EXERCISE DETAILS:
Your task is to extract every line from the material below exactly.

THE DATA:

****************************************

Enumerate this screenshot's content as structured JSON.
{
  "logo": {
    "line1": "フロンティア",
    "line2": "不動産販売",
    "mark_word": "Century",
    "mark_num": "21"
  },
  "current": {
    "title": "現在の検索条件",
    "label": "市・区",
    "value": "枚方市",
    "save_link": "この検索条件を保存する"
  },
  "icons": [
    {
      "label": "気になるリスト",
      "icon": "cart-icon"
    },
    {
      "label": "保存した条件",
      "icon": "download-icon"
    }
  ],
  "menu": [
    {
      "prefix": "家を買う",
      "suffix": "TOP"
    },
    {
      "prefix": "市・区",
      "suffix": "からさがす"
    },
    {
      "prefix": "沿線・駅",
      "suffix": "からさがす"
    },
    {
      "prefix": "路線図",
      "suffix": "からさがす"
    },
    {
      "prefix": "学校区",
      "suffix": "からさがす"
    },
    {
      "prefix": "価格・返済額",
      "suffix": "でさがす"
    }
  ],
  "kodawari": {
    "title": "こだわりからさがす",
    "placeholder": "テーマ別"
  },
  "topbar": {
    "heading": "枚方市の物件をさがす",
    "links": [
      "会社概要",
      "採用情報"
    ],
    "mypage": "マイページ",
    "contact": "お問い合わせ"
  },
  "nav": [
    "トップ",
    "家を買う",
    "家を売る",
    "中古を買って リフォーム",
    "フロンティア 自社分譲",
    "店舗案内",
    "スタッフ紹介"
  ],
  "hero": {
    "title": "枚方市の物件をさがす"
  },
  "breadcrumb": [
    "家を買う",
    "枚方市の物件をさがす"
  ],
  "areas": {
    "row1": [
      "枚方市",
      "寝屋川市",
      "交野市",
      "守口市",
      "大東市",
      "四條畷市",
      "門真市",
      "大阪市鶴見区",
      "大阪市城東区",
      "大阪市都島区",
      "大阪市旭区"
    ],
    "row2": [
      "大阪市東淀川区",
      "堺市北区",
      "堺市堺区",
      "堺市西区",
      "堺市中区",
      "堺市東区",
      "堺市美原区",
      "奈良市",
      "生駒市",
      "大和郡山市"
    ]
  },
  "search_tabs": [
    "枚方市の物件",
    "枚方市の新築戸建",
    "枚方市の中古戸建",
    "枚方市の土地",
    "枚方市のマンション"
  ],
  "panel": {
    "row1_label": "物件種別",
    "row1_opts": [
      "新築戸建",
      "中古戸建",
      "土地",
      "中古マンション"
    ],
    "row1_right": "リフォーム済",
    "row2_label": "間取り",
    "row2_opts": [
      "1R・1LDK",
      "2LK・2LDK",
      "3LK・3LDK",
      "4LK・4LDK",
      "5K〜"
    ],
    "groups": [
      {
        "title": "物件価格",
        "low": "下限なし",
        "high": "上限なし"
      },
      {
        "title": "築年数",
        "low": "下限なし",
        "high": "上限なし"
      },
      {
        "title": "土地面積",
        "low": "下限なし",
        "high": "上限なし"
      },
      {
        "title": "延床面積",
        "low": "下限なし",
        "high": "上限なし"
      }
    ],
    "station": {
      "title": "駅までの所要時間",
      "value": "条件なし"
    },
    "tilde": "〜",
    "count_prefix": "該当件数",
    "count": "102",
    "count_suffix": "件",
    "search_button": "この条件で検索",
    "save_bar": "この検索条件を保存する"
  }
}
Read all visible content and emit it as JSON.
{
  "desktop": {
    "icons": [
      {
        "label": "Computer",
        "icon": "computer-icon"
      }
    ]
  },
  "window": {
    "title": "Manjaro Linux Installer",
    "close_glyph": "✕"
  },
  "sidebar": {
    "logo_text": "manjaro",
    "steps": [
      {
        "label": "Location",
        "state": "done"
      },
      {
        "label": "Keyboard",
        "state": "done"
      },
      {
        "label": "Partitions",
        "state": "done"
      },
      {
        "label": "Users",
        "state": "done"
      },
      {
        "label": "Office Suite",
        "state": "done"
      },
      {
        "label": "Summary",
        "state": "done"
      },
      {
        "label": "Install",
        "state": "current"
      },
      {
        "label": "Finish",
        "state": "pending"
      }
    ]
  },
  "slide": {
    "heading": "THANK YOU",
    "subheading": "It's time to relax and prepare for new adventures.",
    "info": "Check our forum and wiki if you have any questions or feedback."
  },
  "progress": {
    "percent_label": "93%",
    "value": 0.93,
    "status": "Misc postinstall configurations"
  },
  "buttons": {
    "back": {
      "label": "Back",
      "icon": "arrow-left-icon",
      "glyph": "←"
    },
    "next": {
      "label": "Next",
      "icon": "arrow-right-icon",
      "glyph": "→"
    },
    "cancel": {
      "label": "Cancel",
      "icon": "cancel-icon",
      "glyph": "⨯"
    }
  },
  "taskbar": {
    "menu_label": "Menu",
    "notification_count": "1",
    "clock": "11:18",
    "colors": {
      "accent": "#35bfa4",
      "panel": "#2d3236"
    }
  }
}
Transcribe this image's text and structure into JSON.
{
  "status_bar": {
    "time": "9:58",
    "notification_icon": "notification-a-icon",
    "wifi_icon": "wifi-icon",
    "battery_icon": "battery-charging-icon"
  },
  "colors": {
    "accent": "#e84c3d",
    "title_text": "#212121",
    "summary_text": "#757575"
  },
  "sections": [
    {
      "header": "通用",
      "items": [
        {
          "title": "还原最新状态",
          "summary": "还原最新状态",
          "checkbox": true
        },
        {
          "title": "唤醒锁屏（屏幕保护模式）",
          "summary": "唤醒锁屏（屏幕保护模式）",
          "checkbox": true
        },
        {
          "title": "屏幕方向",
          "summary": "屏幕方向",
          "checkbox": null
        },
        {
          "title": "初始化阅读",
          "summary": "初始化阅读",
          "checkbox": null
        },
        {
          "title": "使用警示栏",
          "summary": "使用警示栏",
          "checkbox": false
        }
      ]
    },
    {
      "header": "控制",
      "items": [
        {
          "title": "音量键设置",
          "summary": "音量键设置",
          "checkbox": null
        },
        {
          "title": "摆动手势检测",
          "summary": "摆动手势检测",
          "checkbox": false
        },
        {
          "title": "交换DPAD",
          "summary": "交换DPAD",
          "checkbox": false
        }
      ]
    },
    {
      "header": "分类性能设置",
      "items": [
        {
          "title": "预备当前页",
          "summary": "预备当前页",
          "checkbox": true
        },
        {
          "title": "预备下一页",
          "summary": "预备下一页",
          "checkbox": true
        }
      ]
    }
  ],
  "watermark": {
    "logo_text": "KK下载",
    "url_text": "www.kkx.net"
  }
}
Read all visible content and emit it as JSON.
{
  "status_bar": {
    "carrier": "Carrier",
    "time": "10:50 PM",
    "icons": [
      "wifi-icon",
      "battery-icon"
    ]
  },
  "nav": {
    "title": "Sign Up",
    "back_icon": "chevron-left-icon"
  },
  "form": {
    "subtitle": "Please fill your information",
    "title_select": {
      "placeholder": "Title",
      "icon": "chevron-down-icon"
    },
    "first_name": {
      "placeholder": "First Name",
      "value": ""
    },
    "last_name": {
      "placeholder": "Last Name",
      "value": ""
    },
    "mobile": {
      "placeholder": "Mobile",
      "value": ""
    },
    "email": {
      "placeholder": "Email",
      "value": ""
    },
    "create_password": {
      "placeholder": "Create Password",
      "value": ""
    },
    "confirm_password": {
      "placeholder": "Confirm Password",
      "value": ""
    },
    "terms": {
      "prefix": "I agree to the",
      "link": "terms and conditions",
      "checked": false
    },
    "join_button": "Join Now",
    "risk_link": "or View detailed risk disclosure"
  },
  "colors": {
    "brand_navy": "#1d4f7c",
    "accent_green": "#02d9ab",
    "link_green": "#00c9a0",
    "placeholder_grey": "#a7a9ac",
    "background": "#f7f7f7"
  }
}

****************************************

ANSWER TO THIS PROBLEM:
Enumerate this screenshot's content as structured JSON.
{
  "logo": {
    "line1": "フロンティア",
    "line2": "不動産販売",
    "mark_word": "Century",
    "mark_num": "21"
  },
  "current": {
    "title": "現在の検索条件",
    "label": "市・区",
    "value": "枚方市",
    "save_link": "この検索条件を保存する"
  },
  "icons": [
    {
      "label": "気になるリスト",
      "icon": "cart-icon"
    },
    {
      "label": "保存した条件",
      "icon": "download-icon"
    }
  ],
  "menu": [
    {
      "prefix": "家を買う",
      "suffix": "TOP"
    },
    {
      "prefix": "市・区",
      "suffix": "からさがす"
    },
    {
      "prefix": "沿線・駅",
      "suffix": "からさがす"
    },
    {
      "prefix": "路線図",
      "suffix": "からさがす"
    },
    {
      "prefix": "学校区",
      "suffix": "からさがす"
    },
    {
      "prefix": "価格・返済額",
      "suffix": "でさがす"
    }
  ],
  "kodawari": {
    "title": "こだわりからさがす",
    "placeholder": "テーマ別"
  },
  "topbar": {
    "heading": "枚方市の物件をさがす",
    "links": [
      "会社概要",
      "採用情報"
    ],
    "mypage": "マイページ",
    "contact": "お問い合わせ"
  },
  "nav": [
    "トップ",
    "家を買う",
    "家を売る",
    "中古を買って リフォーム",
    "フロンティア 自社分譲",
    "店舗案内",
    "スタッフ紹介"
  ],
  "hero": {
    "title": "枚方市の物件をさがす"
  },
  "breadcrumb": [
    "家を買う",
    "枚方市の物件をさがす"
  ],
  "areas": {
    "row1": [
      "枚方市",
      "寝屋川市",
      "交野市",
      "守口市",
      "大東市",
      "四條畷市",
      "門真市",
      "大阪市鶴見区",
      "大阪市城東区",
      "大阪市都島区",
      "大阪市旭区"
    ],
    "row2": [
      "大阪市東淀川区",
      "堺市北区",
      "堺市堺区",
      "堺市西区",
      "堺市中区",
      "堺市東区",
      "堺市美原区",
      "奈良市",
      "生駒市",
      "大和郡山市"
    ]
  },
  "search_tabs": [
    "枚方市の物件",
    "枚方市の新築戸建",
    "枚方市の中古戸建",
    "枚方市の土地",
    "枚方市のマンション"
  ],
  "panel": {
    "row1_label": "物件種別",
    "row1_opts": [
      "新築戸建",
      "中古戸建",
      "土地",
      "中古マンション"
    ],
    "row1_right": "リフォーム済",
    "row2_label": "間取り",
    "row2_opts": [
      "1R・1LDK",
      "2LK・2LDK",
      "3LK・3LDK",
      "4LK・4LDK",
      "5K〜"
    ],
    "groups": [
      {
        "title": "物件価格",
        "low": "下限なし",
        "high": "上限なし"
      },
      {
        "title": "築年数",
        "low": "下限なし",
        "high": "上限なし"
      },
      {
        "title": "土地面積",
        "low": "下限なし",
        "high": "上限なし"
      },
      {
        "title": "延床面積",
        "low": "下限なし",
        "high": "上限なし"
      }
    ],
    "station": {
      "title": "駅までの所要時間",
      "value": "条件なし"
    },
    "tilde": "〜",
    "count_prefix": "該当件数",
    "count": "102",
    "count_suffix": "件",
    "search_button": "この条件で検索",
    "save_bar": "この検索条件を保存する"
  }
}
Read all visible content and emit it as JSON.
{
  "desktop": {
    "icons": [
      {
        "label": "Computer",
        "icon": "computer-icon"
      }
    ]
  },
  "window": {
    "title": "Manjaro Linux Installer",
    "close_glyph": "✕"
  },
  "sidebar": {
    "logo_text": "manjaro",
    "steps": [
      {
        "label": "Location",
        "state": "done"
      },
      {
        "label": "Keyboard",
        "state": "done"
      },
      {
        "label": "Partitions",
        "state": "done"
      },
      {
        "label": "Users",
        "state": "done"
      },
      {
        "label": "Office Suite",
        "state": "done"
      },
      {
        "label": "Summary",
        "state": "done"
      },
      {
        "label": "Install",
        "state": "current"
      },
      {
        "label": "Finish",
        "state": "pending"
      }
    ]
  },
  "slide": {
    "heading": "THANK YOU",
    "subheading": "It's time to relax and prepare for new adventures.",
    "info": "Check our forum and wiki if you have any questions or feedback."
  },
  "progress": {
    "percent_label": "93%",
    "value": 0.93,
    "status": "Misc postinstall configurations"
  },
  "buttons": {
    "back": {
      "label": "Back",
      "icon": "arrow-left-icon",
      "glyph": "←"
    },
    "next": {
      "label": "Next",
      "icon": "arrow-right-icon",
      "glyph": "→"
    },
    "cancel": {
      "label": "Cancel",
      "icon": "cancel-icon",
      "glyph": "⨯"
    }
  },
  "taskbar": {
    "menu_label": "Menu",
    "notification_count": "1",
    "clock": "11:18",
    "colors": {
      "accent": "#35bfa4",
      "panel": "#2d3236"
    }
  }
}
Transcribe this image's text and structure into JSON.
{
  "status_bar": {
    "time": "9:58",
    "notification_icon": "notification-a-icon",
    "wifi_icon": "wifi-icon",
    "battery_icon": "battery-charging-icon"
  },
  "colors": {
    "accent": "#e84c3d",
    "title_text": "#212121",
    "summary_text": "#757575"
  },
  "sections": [
    {
      "header": "通用",
      "items": [
        {
          "title": "还原最新状态",
          "summary": "还原最新状态",
          "checkbox": true
        },
        {
          "title": "唤醒锁屏（屏幕保护模式）",
          "summary": "唤醒锁屏（屏幕保护模式）",
          "checkbox": true
        },
        {
          "title": "屏幕方向",
          "summary": "屏幕方向",
          "checkbox": null
        },
        {
          "title": "初始化阅读",
          "summary": "初始化阅读",
          "checkbox": null
        },
        {
          "title": "使用警示栏",
          "summary": "使用警示栏",
          "checkbox": false
        }
      ]
    },
    {
      "header": "控制",
      "items": [
        {
          "title": "音量键设置",
          "summary": "音量键设置",
          "checkbox": null
        },
        {
          "title": "摆动手势检测",
          "summary": "摆动手势检测",
          "checkbox": false
        },
        {
          "title": "交换DPAD",
          "summary": "交换DPAD",
          "checkbox": false
        }
      ]
    },
    {
      "header": "分类性能设置",
      "items": [
        {
          "title": "预备当前页",
          "summary": "预备当前页",
          "checkbox": true
        },
        {
          "title": "预备下一页",
          "summary": "预备下一页",
          "checkbox": true
        }
      ]
    }
  ],
  "watermark": {
    "logo_text": "KK下载",
    "url_text": "www.kkx.net"
  }
}
Read all visible content and emit it as JSON.
{
  "status_bar": {
    "carrier": "Carrier",
    "time": "10:50 PM",
    "icons": [
      "wifi-icon",
      "battery-icon"
    ]
  },
  "nav": {
    "title": "Sign Up",
    "back_icon": "chevron-left-icon"
  },
  "form": {
    "subtitle": "Please fill your information",
    "title_select": {
      "placeholder": "Title",
      "icon": "chevron-down-icon"
    },
    "first_name": {
      "placeholder": "First Name",
      "value": ""
    },
    "last_name": {
      "placeholder": "Last Name",
      "value": ""
    },
    "mobile": {
      "placeholder": "Mobile",
      "value": ""
    },
    "email": {
      "placeholder": "Email",
      "value": ""
    },
    "create_password": {
      "placeholder": "Create Password",
      "value": ""
    },
    "confirm_password": {
      "placeholder": "Confirm Password",
      "value": ""
    },
    "terms": {
      "prefix": "I agree to the",
      "link": "terms and conditions",
      "checked": false
    },
    "join_button": "Join Now",
    "risk_link": "or View detailed risk disclosure"
  },
  "colors": {
    "brand_navy": "#1d4f7c",
    "accent_green": "#02d9ab",
    "link_green": "#00c9a0",
    "placeholder_grey": "#a7a9ac",
    "background": "#f7f7f7"
  }
}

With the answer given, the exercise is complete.